Return the whole listing exactly as it stands.

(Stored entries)
◆ ◆ ◆

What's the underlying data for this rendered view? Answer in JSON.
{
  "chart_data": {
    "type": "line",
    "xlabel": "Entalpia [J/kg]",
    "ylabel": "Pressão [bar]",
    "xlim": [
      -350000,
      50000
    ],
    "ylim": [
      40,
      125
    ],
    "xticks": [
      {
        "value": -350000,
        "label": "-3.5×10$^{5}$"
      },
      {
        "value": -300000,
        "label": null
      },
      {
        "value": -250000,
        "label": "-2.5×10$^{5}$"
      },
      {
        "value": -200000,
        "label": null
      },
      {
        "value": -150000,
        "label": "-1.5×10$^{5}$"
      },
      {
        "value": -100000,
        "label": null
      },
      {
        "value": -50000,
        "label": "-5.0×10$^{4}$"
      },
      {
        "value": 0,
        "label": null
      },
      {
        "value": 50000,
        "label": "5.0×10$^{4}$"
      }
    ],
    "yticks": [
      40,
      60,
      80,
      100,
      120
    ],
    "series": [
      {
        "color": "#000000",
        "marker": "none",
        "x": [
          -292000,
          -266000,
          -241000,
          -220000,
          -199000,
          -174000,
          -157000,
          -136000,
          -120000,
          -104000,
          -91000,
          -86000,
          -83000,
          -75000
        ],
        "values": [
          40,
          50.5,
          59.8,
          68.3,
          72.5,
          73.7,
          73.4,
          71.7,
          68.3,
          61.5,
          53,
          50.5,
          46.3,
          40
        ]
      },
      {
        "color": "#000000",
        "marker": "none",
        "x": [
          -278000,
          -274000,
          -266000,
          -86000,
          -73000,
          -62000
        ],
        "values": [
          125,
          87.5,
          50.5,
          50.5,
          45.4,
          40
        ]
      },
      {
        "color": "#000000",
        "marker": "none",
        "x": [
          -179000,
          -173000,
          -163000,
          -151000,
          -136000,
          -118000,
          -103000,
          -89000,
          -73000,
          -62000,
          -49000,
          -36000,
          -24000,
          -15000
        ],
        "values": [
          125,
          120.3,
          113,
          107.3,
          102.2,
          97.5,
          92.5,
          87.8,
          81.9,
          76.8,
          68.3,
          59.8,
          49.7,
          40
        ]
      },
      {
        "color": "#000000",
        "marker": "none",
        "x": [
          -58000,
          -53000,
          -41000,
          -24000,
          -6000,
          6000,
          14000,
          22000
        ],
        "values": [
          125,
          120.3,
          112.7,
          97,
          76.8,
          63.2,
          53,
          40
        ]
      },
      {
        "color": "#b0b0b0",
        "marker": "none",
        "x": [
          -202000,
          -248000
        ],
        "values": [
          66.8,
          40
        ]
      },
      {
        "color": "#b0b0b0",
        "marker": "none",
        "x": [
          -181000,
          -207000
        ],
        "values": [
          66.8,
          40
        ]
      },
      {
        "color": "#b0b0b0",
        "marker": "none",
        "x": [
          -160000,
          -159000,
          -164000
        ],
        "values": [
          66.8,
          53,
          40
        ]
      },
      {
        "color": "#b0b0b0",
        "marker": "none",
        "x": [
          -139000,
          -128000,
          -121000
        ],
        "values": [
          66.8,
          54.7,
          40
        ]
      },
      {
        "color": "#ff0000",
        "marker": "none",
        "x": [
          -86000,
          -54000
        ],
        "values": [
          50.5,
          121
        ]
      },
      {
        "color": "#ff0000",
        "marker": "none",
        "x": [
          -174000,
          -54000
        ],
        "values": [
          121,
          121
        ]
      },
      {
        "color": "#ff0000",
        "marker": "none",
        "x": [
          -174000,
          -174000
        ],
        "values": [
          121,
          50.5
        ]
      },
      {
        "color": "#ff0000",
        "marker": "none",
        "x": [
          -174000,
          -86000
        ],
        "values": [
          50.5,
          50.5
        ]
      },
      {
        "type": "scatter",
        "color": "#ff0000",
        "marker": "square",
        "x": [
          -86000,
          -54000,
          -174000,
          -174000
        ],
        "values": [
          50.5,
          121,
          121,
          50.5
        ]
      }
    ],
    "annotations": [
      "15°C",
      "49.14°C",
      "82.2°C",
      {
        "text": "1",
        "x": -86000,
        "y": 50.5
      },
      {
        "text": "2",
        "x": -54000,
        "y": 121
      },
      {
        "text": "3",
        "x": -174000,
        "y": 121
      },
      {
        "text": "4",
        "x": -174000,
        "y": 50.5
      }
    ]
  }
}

◆ ◆ ◆

**Task solution**
What's the underlying data for this rendered view? Answer in JSON.
{
  "chart_data": {
    "type": "line",
    "xlabel": "Entalpia [J/kg]",
    "ylabel": "Pressão [bar]",
    "xlim": [
      -350000,
      50000
    ],
    "ylim": [
      40,
      125
    ],
    "xticks": [
      {
        "value": -350000,
        "label": "-3.5×10$^{5}$"
      },
      {
        "value": -300000,
        "label": null
      },
      {
        "value": -250000,
        "label": "-2.5×10$^{5}$"
      },
      {
        "value": -200000,
        "label": null
      },
      {
        "value": -150000,
        "label": "-1.5×10$^{5}$"
      },
      {
        "value": -100000,
        "label": null
      },
      {
        "value": -50000,
        "label": "-5.0×10$^{4}$"
      },
      {
        "value": 0,
        "label": null
      },
      {
        "value": 50000,
        "label": "5.0×10$^{4}$"
      }
    ],
    "yticks": [
      40,
      60,
      80,
      100,
      120
    ],
    "series": [
      {
        "color": "#000000",
        "marker": "none",
        "x": [
          -292000,
          -266000,
          -241000,
          -220000,
          -199000,
          -174000,
          -157000,
          -136000,
          -120000,
          -104000,
          -91000,
          -86000,
          -83000,
          -75000
        ],
        "values": [
          40,
          50.5,
          59.8,
          68.3,
          72.5,
          73.7,
          73.4,
          71.7,
          68.3,
          61.5,
          53,
          50.5,
          46.3,
          40
        ]
      },
      {
        "color": "#000000",
        "marker": "none",
        "x": [
          -278000,
          -274000,
          -266000,
          -86000,
          -73000,
          -62000
        ],
        "values": [
          125,
          87.5,
          50.5,
          50.5,
          45.4,
          40
        ]
      },
      {
        "color": "#000000",
        "marker": "none",
        "x": [
          -179000,
          -173000,
          -163000,
          -151000,
          -136000,
          -118000,
          -103000,
          -89000,
          -73000,
          -62000,
          -49000,
          -36000,
          -24000,
          -15000
        ],
        "values": [
          125,
          120.3,
          113,
          107.3,
          102.2,
          97.5,
          92.5,
          87.8,
          81.9,
          76.8,
          68.3,
          59.8,
          49.7,
          40
        ]
      },
      {
        "color": "#000000",
        "marker": "none",
        "x": [
          -58000,
          -53000,
          -41000,
          -24000,
          -6000,
          6000,
          14000,
          22000
        ],
        "values": [
          125,
          120.3,
          112.7,
          97,
          76.8,
          63.2,
          53,
          40
        ]
      },
      {
        "color": "#b0b0b0",
        "marker": "none",
        "x": [
          -202000,
          -248000
        ],
        "values": [
          66.8,
          40
        ]
      },
      {
        "color": "#b0b0b0",
        "marker": "none",
        "x": [
          -181000,
          -207000
        ],
        "values": [
          66.8,
          40
        ]
      },
      {
        "color": "#b0b0b0",
        "marker": "none",
        "x": [
          -160000,
          -159000,
          -164000
        ],
        "values": [
          66.8,
          53,
          40
        ]
      },
      {
        "color": "#b0b0b0",
        "marker": "none",
        "x": [
          -139000,
          -128000,
          -121000
        ],
        "values": [
          66.8,
          54.7,
          40
        ]
      },
      {
        "color": "#ff0000",
        "marker": "none",
        "x": [
          -86000,
          -54000
        ],
        "values": [
          50.5,
          121
        ]
      },
      {
        "color": "#ff0000",
        "marker": "none",
        "x": [
          -174000,
          -54000
        ],
        "values": [
          121,
          121
        ]
      },
      {
        "color": "#ff0000",
        "marker": "none",
        "x": [
          -174000,
          -174000
        ],
        "values": [
          121,
          50.5
        ]
      },
      {
        "color": "#ff0000",
        "marker": "none",
        "x": [
          -174000,
          -86000
        ],
        "values": [
          50.5,
          50.5
        ]
      },
      {
        "type": "scatter",
        "color": "#ff0000",
        "marker": "square",
        "x": [
          -86000,
          -54000,
          -174000,
          -174000
        ],
        "values": [
          50.5,
          121,
          121,
          50.5
        ]
      }
    ],
    "annotations": [
      "15°C",
      "49.14°C",
      "82.2°C",
      {
        "text": "1",
        "x": -86000,
        "y": 50.5
      },
      {
        "text": "2",
        "x": -54000,
        "y": 121
      },
      {
        "text": "3",
        "x": -174000,
        "y": 121
      },
      {
        "text": "4",
        "x": -174000,
        "y": 50.5
      }
    ]
  }
}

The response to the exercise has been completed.